Your tasks:
A – In the blog post about Catholic kids leaving the faith, shorten the paragraph beginning "Part of this is something I called" and keep its main facts.
B – List every word of more than one letter that the blog post about Catholic kids leaving the faith writes entirely in capital letters.
C – From the blog post about Catholic kids leaving the faith, retype everything from "But there is" down to "of salvation history.".

Extract to read:
########################################

With my blogging efforts over at Visits to Candyland I've been reminded of a current trend - Catholic kids, getting to high school and college and then LEAVING their Catholic faith behind.

I guess I've tended to put my head in the sand about this because I'm still just trying to GET my kids through high school. Nonetheless I know it happens. It has happened recently in my own extended family. It has also happened to families in my parish who at least partially homeschooled!

Part of this is something I called the Protestantization of Catholics. That is that somehow from the culture, and despite (or maybe because of?) catechesis, young American Catholics are growing up with this idea that EVERYTHING they believe MUST be in the bible. They are becoming sola scriptura Catholics! So when they are challenged in their faith with "where is it in the bible?" they become deer caught in the headlights! And their inability to answer those challenges make them question and then leave their Catholic Faith. Three times this week I have read on ex-Catholic blogs that they left the church because they could not reconcile what they were taught as Catholics with what they could find (with their own understanding) in the bible.

But there is a way to prevent this.

1. Catholic kids need to know their bible stories! In the first few grades they need to know who is who, and the general chronology of salvation history.

########################################

Raw data:
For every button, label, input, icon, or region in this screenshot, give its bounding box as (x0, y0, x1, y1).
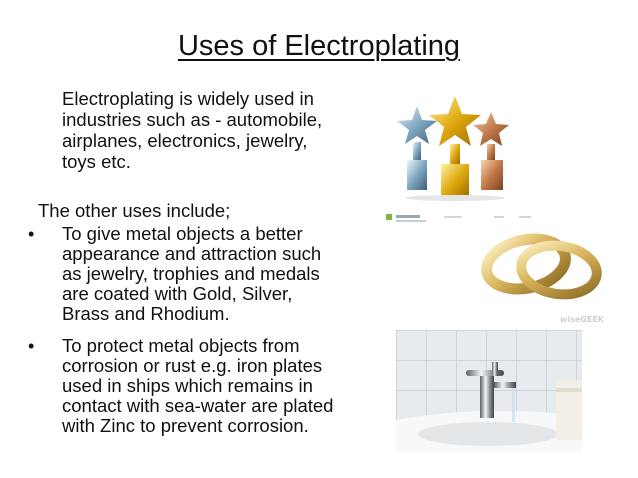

########################################

The responses:
A – The writer calls part of the problem the Protestantization of Catholics. Shaped by the culture, and despite or perhaps because of catechesis, young American Catholics come to believe that everything they believe must be in the bible, which makes them sola scriptura Catholics. When someone asks them "where is it in the bible?" they can't answer, and that leads them to question and then leave their Catholic Faith. Three times this week, the writer read ex-Catholic blogs saying they left because they could not reconcile their Catholic teaching with what they found in the bible.

B –
LEAVING
GET
EVERYTHING
MUST

C –
But there is a way to prevent this.

1. Catholic kids need to know their bible stories! In the first few grades they need to know who is who, and the general chronology of salvation history.